━━━━━ RECORDS PROVIDED

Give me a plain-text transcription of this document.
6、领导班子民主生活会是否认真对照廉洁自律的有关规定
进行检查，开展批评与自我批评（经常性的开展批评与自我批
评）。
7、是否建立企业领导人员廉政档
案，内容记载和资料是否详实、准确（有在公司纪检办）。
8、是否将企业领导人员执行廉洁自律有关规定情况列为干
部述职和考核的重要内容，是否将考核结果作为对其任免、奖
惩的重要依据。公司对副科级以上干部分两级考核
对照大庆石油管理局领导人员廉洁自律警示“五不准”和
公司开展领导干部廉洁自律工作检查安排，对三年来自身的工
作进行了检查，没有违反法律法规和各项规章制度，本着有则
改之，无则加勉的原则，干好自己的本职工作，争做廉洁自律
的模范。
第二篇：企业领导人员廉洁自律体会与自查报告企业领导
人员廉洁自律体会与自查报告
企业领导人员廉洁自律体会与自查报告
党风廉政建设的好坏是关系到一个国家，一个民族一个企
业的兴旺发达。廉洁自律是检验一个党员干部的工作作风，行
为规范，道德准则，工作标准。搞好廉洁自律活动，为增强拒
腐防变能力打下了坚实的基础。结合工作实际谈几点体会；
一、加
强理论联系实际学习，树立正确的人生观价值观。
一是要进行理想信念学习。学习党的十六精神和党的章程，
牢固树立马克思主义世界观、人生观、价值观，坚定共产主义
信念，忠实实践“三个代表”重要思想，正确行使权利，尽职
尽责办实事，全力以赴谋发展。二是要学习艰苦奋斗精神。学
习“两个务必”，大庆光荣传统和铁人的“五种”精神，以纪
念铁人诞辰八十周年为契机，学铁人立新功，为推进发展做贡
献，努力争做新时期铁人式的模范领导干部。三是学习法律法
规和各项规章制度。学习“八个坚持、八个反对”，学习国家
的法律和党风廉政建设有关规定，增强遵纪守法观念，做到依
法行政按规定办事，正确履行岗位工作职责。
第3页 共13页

━━━━━━━━━━

WRITTEN PROBLEM | Reproduce the records word for word.

EXERCISE ANSWER |
Give me a plain-text transcription of this document.
6、领导班子民主生活会是否认真对照廉洁自律的有关规定
进行检查，开展批评与自我批评（经常性的开展批评与自我批
评）。
7、是否建立企业领导人员廉政档
案，内容记载和资料是否详实、准确（有在公司纪检办）。
8、是否将企业领导人员执行廉洁自律有关规定情况列为干
部述职和考核的重要内容，是否将考核结果作为对其任免、奖
惩的重要依据。公司对副科级以上干部分两级考核
对照大庆石油管理局领导人员廉洁自律警示“五不准”和
公司开展领导干部廉洁自律工作检查安排，对三年来自身的工
作进行了检查，没有违反法律法规和各项规章制度，本着有则
改之，无则加勉的原则，干好自己的本职工作，争做廉洁自律
的模范。
第二篇：企业领导人员廉洁自律体会与自查报告企业领导
人员廉洁自律体会与自查报告
企业领导人员廉洁自律体会与自查报告
党风廉政建设的好坏是关系到一个国家，一个民族一个企
业的兴旺发达。廉洁自律是检验一个党员干部的工作作风，行
为规范，道德准则，工作标准。搞好廉洁自律活动，为增强拒
腐防变能力打下了坚实的基础。结合工作实际谈几点体会；
一、加
强理论联系实际学习，树立正确的人生观价值观。
一是要进行理想信念学习。学习党的十六精神和党的章程，
牢固树立马克思主义世界观、人生观、价值观，坚定共产主义
信念，忠实实践“三个代表”重要思想，正确行使权利，尽职
尽责办实事，全力以赴谋发展。二是要学习艰苦奋斗精神。学
习“两个务必”，大庆光荣传统和铁人的“五种”精神，以纪
念铁人诞辰八十周年为契机，学铁人立新功，为推进发展做贡
献，努力争做新时期铁人式的模范领导干部。三是学习法律法
规和各项规章制度。学习“八个坚持、八个反对”，学习国家
的法律和党风廉政建设有关规定，增强遵纪守法观念，做到依
法行政按规定办事，正确履行岗位工作职责。
第3页 共13页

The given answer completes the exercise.